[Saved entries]

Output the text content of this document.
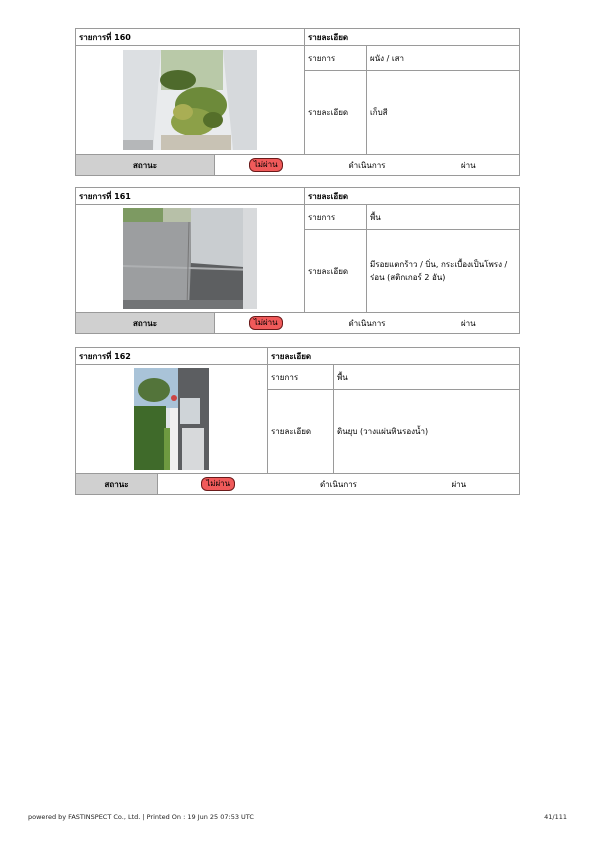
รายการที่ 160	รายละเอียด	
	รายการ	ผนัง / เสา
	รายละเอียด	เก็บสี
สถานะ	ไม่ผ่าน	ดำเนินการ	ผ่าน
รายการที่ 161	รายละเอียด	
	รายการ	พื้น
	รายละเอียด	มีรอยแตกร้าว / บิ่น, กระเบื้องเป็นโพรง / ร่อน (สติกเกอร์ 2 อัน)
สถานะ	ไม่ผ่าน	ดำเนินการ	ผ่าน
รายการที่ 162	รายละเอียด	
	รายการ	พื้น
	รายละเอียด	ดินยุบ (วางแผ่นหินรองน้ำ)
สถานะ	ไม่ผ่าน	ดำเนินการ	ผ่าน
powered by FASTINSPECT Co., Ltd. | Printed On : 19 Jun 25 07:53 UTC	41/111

## Requirements:
Copy the listing exactly. Any image in it stays out of the copy.

## Reply:
Output the text content of this document.
รายการที่ 160	รายละเอียด	
	รายการ	ผนัง / เสา
	รายละเอียด	เก็บสี
สถานะ	ไม่ผ่าน	ดำเนินการ	ผ่าน
รายการที่ 161	รายละเอียด	
	รายการ	พื้น
	รายละเอียด	มีรอยแตกร้าว / บิ่น, กระเบื้องเป็นโพรง / ร่อน (สติกเกอร์ 2 อัน)
สถานะ	ไม่ผ่าน	ดำเนินการ	ผ่าน
รายการที่ 162	รายละเอียด	
	รายการ	พื้น
	รายละเอียด	ดินยุบ (วางแผ่นหินรองน้ำ)
สถานะ	ไม่ผ่าน	ดำเนินการ	ผ่าน
powered by FASTINSPECT Co., Ltd. | Printed On : 19 Jun 25 07:53 UTC	41/111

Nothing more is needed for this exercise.